▶ Material supplied
· · ·

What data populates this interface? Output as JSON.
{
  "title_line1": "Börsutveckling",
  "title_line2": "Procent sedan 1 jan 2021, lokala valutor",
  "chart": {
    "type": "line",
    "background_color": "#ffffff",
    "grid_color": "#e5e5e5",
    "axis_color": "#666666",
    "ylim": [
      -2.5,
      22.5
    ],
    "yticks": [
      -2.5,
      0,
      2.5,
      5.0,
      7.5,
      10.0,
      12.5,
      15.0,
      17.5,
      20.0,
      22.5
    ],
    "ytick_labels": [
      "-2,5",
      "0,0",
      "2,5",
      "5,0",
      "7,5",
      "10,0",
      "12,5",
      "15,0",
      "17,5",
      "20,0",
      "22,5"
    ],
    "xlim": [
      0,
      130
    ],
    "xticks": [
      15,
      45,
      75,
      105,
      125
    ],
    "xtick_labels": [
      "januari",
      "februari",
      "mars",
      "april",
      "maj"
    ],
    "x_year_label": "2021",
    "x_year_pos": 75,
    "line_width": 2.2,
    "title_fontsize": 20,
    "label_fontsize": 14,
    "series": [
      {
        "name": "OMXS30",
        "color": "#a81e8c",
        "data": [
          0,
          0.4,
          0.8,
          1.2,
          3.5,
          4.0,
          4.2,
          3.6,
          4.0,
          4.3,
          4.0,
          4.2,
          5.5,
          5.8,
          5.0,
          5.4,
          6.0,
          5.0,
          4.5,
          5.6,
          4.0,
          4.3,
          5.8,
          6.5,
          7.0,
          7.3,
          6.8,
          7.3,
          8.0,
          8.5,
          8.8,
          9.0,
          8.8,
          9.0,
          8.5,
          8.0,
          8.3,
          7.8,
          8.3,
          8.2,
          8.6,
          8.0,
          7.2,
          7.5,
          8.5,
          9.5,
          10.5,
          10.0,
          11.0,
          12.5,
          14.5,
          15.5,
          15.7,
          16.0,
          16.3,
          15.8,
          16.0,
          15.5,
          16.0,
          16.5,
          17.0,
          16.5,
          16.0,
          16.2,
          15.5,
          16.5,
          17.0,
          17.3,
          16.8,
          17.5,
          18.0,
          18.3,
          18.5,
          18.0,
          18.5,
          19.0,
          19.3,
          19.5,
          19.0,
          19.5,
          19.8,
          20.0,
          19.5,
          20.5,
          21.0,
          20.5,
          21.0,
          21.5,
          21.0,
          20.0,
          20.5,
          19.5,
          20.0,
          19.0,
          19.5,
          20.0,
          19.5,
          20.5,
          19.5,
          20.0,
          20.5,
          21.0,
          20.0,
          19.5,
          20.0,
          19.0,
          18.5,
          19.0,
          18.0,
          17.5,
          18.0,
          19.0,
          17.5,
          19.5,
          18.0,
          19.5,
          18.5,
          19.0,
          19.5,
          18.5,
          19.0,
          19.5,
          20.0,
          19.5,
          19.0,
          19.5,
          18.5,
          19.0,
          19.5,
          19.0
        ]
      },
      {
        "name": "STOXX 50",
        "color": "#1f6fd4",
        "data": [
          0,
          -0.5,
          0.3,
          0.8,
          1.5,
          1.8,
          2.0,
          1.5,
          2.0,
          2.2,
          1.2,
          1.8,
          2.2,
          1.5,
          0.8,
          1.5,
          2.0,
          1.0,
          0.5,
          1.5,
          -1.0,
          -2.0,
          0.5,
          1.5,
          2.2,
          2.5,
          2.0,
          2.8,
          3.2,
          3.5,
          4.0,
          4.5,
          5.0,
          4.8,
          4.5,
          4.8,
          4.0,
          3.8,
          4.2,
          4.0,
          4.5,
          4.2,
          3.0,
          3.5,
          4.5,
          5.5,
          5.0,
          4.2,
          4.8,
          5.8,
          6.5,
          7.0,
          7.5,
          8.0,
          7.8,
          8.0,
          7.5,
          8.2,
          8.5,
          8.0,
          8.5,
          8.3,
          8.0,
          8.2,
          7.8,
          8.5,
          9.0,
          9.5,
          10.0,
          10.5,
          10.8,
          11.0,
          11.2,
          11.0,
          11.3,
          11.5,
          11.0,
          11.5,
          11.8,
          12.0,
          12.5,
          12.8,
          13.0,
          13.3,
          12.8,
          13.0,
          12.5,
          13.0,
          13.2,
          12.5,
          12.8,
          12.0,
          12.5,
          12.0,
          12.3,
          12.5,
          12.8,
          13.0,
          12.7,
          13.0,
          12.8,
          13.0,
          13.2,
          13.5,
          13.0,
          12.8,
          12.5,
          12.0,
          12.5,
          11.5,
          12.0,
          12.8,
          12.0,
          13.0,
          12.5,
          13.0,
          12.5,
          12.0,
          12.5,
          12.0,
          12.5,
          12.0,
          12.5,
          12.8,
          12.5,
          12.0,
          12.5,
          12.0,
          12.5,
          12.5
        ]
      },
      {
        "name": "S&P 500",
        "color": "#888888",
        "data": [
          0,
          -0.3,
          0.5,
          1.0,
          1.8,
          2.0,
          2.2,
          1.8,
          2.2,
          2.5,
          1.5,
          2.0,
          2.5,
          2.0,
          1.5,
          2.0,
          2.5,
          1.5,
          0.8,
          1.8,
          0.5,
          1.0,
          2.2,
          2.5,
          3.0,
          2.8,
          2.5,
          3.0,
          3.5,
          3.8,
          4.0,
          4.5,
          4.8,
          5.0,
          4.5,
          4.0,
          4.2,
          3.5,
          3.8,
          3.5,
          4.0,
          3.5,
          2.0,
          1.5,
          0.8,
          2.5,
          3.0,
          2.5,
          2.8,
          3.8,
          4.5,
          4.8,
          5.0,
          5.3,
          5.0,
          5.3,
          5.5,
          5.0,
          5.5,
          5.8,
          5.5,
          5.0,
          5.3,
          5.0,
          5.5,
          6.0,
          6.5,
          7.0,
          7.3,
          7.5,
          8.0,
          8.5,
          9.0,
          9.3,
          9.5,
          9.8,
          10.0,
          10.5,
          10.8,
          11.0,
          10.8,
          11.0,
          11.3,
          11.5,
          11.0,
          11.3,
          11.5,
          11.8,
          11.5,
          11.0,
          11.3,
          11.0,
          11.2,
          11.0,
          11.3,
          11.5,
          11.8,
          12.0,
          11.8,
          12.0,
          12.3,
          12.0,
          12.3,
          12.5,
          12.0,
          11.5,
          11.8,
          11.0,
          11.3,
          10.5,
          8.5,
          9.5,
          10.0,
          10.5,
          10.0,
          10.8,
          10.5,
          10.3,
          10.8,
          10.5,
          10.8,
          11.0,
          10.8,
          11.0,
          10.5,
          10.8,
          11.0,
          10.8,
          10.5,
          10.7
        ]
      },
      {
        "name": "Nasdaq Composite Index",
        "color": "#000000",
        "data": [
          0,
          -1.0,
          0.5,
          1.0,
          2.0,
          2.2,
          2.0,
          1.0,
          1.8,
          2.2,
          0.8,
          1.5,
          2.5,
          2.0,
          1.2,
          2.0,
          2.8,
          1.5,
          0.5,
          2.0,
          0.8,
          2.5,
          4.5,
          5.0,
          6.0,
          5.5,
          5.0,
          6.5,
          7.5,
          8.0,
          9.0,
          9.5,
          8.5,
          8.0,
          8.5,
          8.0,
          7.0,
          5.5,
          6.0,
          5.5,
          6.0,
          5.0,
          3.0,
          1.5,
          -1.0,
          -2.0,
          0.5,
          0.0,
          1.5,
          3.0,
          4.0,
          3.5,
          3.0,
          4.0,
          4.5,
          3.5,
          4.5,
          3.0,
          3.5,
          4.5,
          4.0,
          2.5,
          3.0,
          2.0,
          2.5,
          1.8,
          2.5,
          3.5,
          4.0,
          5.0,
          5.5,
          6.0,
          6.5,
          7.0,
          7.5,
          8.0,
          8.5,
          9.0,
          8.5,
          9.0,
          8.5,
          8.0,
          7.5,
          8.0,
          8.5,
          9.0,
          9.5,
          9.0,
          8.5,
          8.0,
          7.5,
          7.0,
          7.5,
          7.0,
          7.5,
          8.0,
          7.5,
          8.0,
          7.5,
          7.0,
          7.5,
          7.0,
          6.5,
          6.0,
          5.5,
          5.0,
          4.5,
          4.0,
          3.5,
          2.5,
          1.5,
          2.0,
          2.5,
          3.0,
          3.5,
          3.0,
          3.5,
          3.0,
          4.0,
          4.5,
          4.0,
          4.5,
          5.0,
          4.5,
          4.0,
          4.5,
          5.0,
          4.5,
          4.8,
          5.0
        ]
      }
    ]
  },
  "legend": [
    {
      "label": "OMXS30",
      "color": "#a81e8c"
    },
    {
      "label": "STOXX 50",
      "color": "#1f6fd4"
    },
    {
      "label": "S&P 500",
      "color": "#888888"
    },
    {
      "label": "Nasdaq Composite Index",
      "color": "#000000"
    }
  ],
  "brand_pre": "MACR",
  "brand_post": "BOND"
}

· · ·

▶ Stated goal
How many lines in the records hold the string "Composite"? Reply with the number alone.

▶ Solution
2